Given records -
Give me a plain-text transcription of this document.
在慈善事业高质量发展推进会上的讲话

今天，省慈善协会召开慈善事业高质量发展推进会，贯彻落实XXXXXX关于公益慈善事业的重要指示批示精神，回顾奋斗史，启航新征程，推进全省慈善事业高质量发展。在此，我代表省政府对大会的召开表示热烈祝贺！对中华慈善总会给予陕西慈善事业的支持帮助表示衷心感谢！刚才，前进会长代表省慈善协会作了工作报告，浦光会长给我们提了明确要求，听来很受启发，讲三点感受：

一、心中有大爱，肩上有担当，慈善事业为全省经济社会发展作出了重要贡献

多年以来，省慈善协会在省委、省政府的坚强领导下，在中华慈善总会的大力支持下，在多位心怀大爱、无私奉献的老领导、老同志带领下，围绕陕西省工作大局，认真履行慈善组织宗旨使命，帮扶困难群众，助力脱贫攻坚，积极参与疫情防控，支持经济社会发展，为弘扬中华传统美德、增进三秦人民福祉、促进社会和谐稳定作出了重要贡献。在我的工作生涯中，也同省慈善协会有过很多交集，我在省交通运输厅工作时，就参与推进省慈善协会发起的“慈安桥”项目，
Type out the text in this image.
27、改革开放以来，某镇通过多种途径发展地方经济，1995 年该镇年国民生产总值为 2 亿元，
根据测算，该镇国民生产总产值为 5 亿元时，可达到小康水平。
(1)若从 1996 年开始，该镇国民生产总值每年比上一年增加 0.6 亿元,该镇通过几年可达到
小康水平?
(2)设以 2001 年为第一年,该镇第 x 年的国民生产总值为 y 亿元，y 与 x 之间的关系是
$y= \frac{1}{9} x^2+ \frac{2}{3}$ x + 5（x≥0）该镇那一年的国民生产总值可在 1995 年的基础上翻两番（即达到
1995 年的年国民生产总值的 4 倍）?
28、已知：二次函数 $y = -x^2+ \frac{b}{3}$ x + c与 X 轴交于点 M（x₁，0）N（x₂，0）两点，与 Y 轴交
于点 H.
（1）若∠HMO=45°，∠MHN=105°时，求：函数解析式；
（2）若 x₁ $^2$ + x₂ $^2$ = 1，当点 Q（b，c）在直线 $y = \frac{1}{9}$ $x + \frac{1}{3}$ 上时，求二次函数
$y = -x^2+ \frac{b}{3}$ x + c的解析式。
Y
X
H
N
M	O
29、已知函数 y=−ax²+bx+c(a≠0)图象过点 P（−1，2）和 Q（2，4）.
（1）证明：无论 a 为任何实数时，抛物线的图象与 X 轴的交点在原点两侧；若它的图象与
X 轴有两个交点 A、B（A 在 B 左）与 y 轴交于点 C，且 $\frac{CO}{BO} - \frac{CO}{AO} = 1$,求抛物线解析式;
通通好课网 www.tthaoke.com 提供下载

Goal of the exercise - Check every line for "text" and show the ones that have it.

Answer below -
Give me a plain-text transcription of this document.
Type out the text in this image.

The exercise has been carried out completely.